## [Quoted text]
....................

In losing their brothers too soon, Doug Harper and Ward Stone found something akin to brotherhood of their own. They created a mountaintop experience, sharing an unforgettable adventure near the rooftop of the world.
“We talked about them a lot,” Harper recalls. “We were crossing a glacial river— all these beautiful rocks and everything. And, remember?” He turn to the man he’s known since elementary school, “We both had a stone that we picked out. And we said a prayer and played ’em in the river. We had a moment of silence, had a prayer for our brothers. That was a meaningful time.”
A poignant pause steps into the corner office, brilliant with windows, perched on the fourth floor of Harper Corp. General Contractors building downtown. Harper, 63, is chairman of the fourth-generation company that, among the other landmark projects, renovated the Poinsett Hotel. Today, he wears navy slacks and a blue business shirt, though he’s semi-retired from the 60-year-old company. Stone, 68, sitting quietly nearby, wears a white beard, hiking shorts, and a T-shirt that bears an esoteric, ubiquitous Tibetan mantra.
Of the two men, Stone’s the quieter. You can see in his ruddy cheeks and deep blue eyes that he’s seen most of the world. Harper seems like the restless younger sibling, anxious for another go.
Their Nepal adventure started one evening a few years ago at Doug and Ren Harper’s home.
Cathy Stone, Ward’s wife of 37 years, says Harper pulled her aside. “Before he even mentioned it to Ward, he came up to me and said, ‘I would like to invite Ward to go trekking in Nepal,’” she says. “We have the kind of marriage, I think, as do Doug and Ren, where everybody encourages each other to do whatever makes them happy. Doug and Ward had talked about doing a big adventure for years, and I thought, wow, what a great opportunity.”
Harper then told his friend about a retreat he’d just attended. “We had to do a list of our—I don’t like the words ‘bucket list,’ because it sounds like you’ve got to kick the bucket to do it—but your lifetime goals, let’s just say, and one of those I’d had on my list: I’ve always been intrigued by Everest.”
“From there,” Harper goes on, “we just jumped right in.”
Harper trained with weights in a backpack, hiking his steep driveway and around the neighborhood. He’s also a cyclist; a couple of bicycle jerseys are framed on the walls of his offices. Stone, having wandered around the world a couple of times, hired a personal trainer, Cathy says.
The older of the men has always been something of a . . . rolling Stone. He’s traveled to at least 70 countries, he says: contracted dysentery in Korea and malaria in the Philippines, rode the Trans-Siberian Railway, climbed Kilimanjaro. He’d even met one of the holiest men of Tibetan Buddhism’s “Red Hat” School in Nepal on his first trip to the Himalayas in the early ’70s.
“Ward was a celebrity on our trip because at night, we’d sit around, and Ward would tell stories about being back and the day he first came. That was a really great perspective to have on the trip, that he was there before.”
So Stone was familiar with the terrain, rocky escarpments on top of the world, a place as remote as just about nowhere else on Earth.
“The park protects an area of great environmental, religious, and cultural importance, and is the gateway to the mightiest peaks of the Himalayas,” says a booklet from Wilderness Travel, the Berkeley, California, outfit that Harper and Stone used for their trip.
Day 14 brought them to the highest point in the trek. “We hike up Kala Patthar for the classic close-up view of Everest,” the booklet says, “the best view you’ll get of Everest without climbing it!”

....................

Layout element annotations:
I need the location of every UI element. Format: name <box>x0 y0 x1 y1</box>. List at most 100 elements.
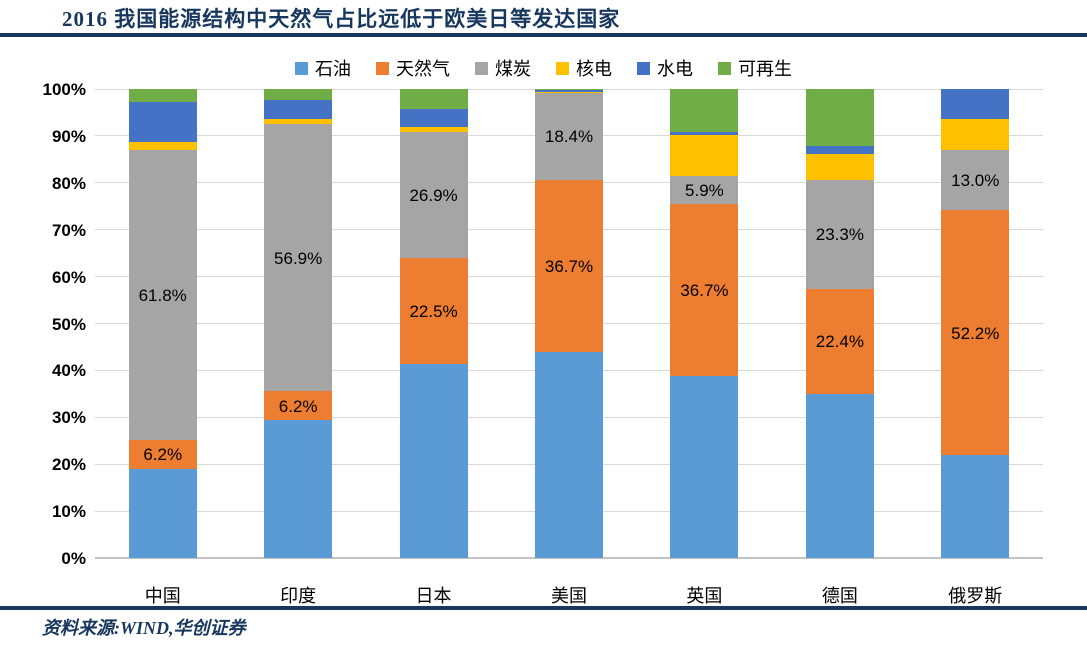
bar-segment-可再生 <box>399 89 468 109</box>
bar-segment-核电 <box>805 153 874 180</box>
source-note: 资料来源:WIND,华创证券 <box>42 618 246 638</box>
bar-segment-煤炭: 26.9% <box>399 132 468 259</box>
bar-印度: 6.2% 56.9% <box>264 89 333 558</box>
bar-segment-核电 <box>264 118 333 125</box>
y-axis-label: 70% <box>51 220 86 240</box>
legend-label: 核电 <box>576 59 612 79</box>
bar-segment-label: 61.8% <box>138 285 187 305</box>
legend-label: 可再生 <box>738 59 792 79</box>
bar-segment-label: 22.4% <box>815 332 864 352</box>
legend-item-核电: 核电 <box>556 55 612 81</box>
y-axis-label: 20% <box>51 455 86 475</box>
bar-俄罗斯: 52.2% 13.0% <box>941 89 1010 558</box>
bar-segment-可再生 <box>670 89 739 132</box>
x-axis-label-俄罗斯: 俄罗斯 <box>948 586 1003 606</box>
bar-segment-核电 <box>670 134 739 177</box>
plot-area: 6.2% 61.8% 6.2% 56.9% 22.5% 26.9% 36.7% 18.4% 36… <box>95 88 1043 559</box>
x-axis-line <box>95 557 1043 559</box>
bar-segment-label: 6.2% <box>143 445 183 465</box>
bar-英国: 36.7% 5.9% <box>670 89 739 558</box>
y-axis-label: 100% <box>42 80 86 99</box>
bar-segment-核电 <box>128 142 197 150</box>
bar-segment-天然气: 22.4% <box>805 288 874 394</box>
bar-segment-label: 18.4% <box>544 127 594 147</box>
bar-中国: 6.2% 61.8% <box>128 89 197 558</box>
bar-segment-label: 22.5% <box>409 302 458 322</box>
bar-segment-水电 <box>670 131 739 135</box>
y-axis-label: 50% <box>51 314 86 334</box>
bar-segment-水电 <box>128 102 197 143</box>
legend-label: 煤炭 <box>495 59 531 79</box>
bar-segment-可再生 <box>264 89 333 100</box>
bar-segment-label: 36.7% <box>544 256 594 276</box>
bar-segment-天然气: 6.2% <box>264 391 333 421</box>
bar-segment-水电 <box>941 89 1010 119</box>
bar-segment-label: 13.0% <box>951 171 1000 190</box>
x-axis-label-印度: 印度 <box>280 586 317 606</box>
legend-swatch-icon <box>718 61 731 75</box>
bar-segment-可再生 <box>535 89 603 91</box>
bar-segment-天然气: 6.2% <box>128 439 197 469</box>
bar-segment-石油 <box>941 455 1010 558</box>
bar-segment-核电 <box>941 118 1010 150</box>
legend-item-煤炭: 煤炭 <box>475 55 531 81</box>
x-axis-label-日本: 日本 <box>415 586 452 606</box>
bar-segment-石油 <box>805 393 874 558</box>
bar-segment-石油 <box>399 363 468 558</box>
bar-segment-水电 <box>535 90 603 92</box>
bar-segment-天然气: 22.5% <box>399 258 468 364</box>
bar-segment-煤炭: 18.4% <box>535 93 603 180</box>
gridline <box>95 88 1043 90</box>
bar-美国: 36.7% 18.4% <box>535 89 603 558</box>
title-divider <box>0 33 1087 37</box>
legend-item-水电: 水电 <box>637 55 693 81</box>
legend-swatch-icon <box>376 61 389 75</box>
bar-segment-label: 36.7% <box>680 280 729 300</box>
bar-segment-天然气: 36.7% <box>535 179 603 352</box>
legend-swatch-icon <box>637 61 650 75</box>
bar-segment-可再生 <box>805 89 874 146</box>
bar-segment-天然气: 36.7% <box>670 203 739 377</box>
x-axis-label-美国: 美国 <box>550 586 587 606</box>
chart-title: 2016 我国能源结构中天然气占比远低于欧美日等发达国家 <box>62 7 621 31</box>
y-axis-label: 10% <box>51 502 86 522</box>
bar-segment-水电 <box>805 145 874 154</box>
bar-segment-石油 <box>128 468 197 558</box>
bar-segment-石油 <box>670 376 739 558</box>
bar-segment-label: 23.3% <box>815 225 864 245</box>
legend-swatch-icon <box>475 61 488 75</box>
legend-item-天然气: 天然气 <box>376 55 450 81</box>
bar-segment-煤炭: 61.8% <box>128 149 197 440</box>
bar-segment-核电 <box>399 127 468 133</box>
bar-segment-水电 <box>264 99 333 119</box>
bar-segment-label: 6.2% <box>278 396 318 416</box>
legend-label: 石油 <box>315 59 351 79</box>
footer-divider <box>0 606 1087 610</box>
x-axis-label-德国: 德国 <box>821 586 858 606</box>
legend-item-石油: 石油 <box>295 55 351 81</box>
x-axis-label-中国: 中国 <box>144 586 181 606</box>
bar-segment-label: 26.9% <box>409 186 458 206</box>
y-axis-label: 90% <box>51 126 86 146</box>
bar-德国: 22.4% 23.3% <box>805 89 874 558</box>
bar-segment-label: 52.2% <box>951 323 1000 343</box>
bar-segment-水电 <box>399 108 468 128</box>
bar-日本: 22.5% 26.9% <box>399 89 468 558</box>
bar-segment-煤炭: 56.9% <box>264 124 333 392</box>
legend-label: 天然气 <box>396 59 450 79</box>
x-axis-label-英国: 英国 <box>686 586 723 606</box>
y-axis-label: 40% <box>51 361 86 381</box>
bar-segment-煤炭: 13.0% <box>941 149 1010 211</box>
bar-segment-煤炭: 23.3% <box>805 179 874 289</box>
y-axis-label: 0% <box>61 549 86 568</box>
y-axis-label: 60% <box>51 267 86 287</box>
y-axis-label: 80% <box>51 173 86 193</box>
legend-item-可再生: 可再生 <box>718 55 792 81</box>
bar-segment-核电 <box>535 91 603 94</box>
bar-segment-天然气: 52.2% <box>941 210 1010 456</box>
bar-segment-可再生 <box>128 89 197 103</box>
bar-segment-石油 <box>264 420 333 558</box>
legend: 石油 天然气 煤炭 核电 水电 可再生 <box>0 54 1087 82</box>
legend-label: 水电 <box>657 59 693 79</box>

....................

## [Written tasks]
[1] How would you render this sentence from the Nepal trek article in Spanish: "Their Nepal adventure started one evening a few years ago at Doug and Ren Harper’s home."
[2] Could you extend the Nepal trek article with a few more paragraphs, picking up right after its last sentence?
None of the items is needed.

## [Results]
[1] Su aventura en Nepal comenzó una noche, hace unos años, en la casa de Doug y Ren Harper.

[2]
By then, their group of 12—down to 11 after one had succumbed to altitude sickness—had reached 18,365 feet. Mount Everest sits at just higher than 29,000 feet above sea level; Greenville, by comparison, rises to nearly 1,000 feet.
Plus, the Khumbu region in northeastern Nepal is glacial, believed to be a remnant of the Ice Age, roughly half a million years ago.
While our heroes didn’t climb Everest, they did get closer than most of us to the place that Jon Krakauer calls in his book Into Thin Air, “a magnet for kooks, publicity seekers, hopeless romantics, and others with a shaky hold on reality.”
“WT’s Ultimate Everest is no walk in the park,” says Wilderness Travel’s Barbara Banks, director of marketing and new
trip development. “You spend two weeks above 17,000-feet elevation, trekking as high as 18,200 feet to summit Kala Patthar—1,000 feet higher than Everest Base Camp. It is a spectacular trip, but not something to be undertaken without much thought. To see a couple of friends in their 60s take on this challenge was just fantastic.” Though not without its dangers.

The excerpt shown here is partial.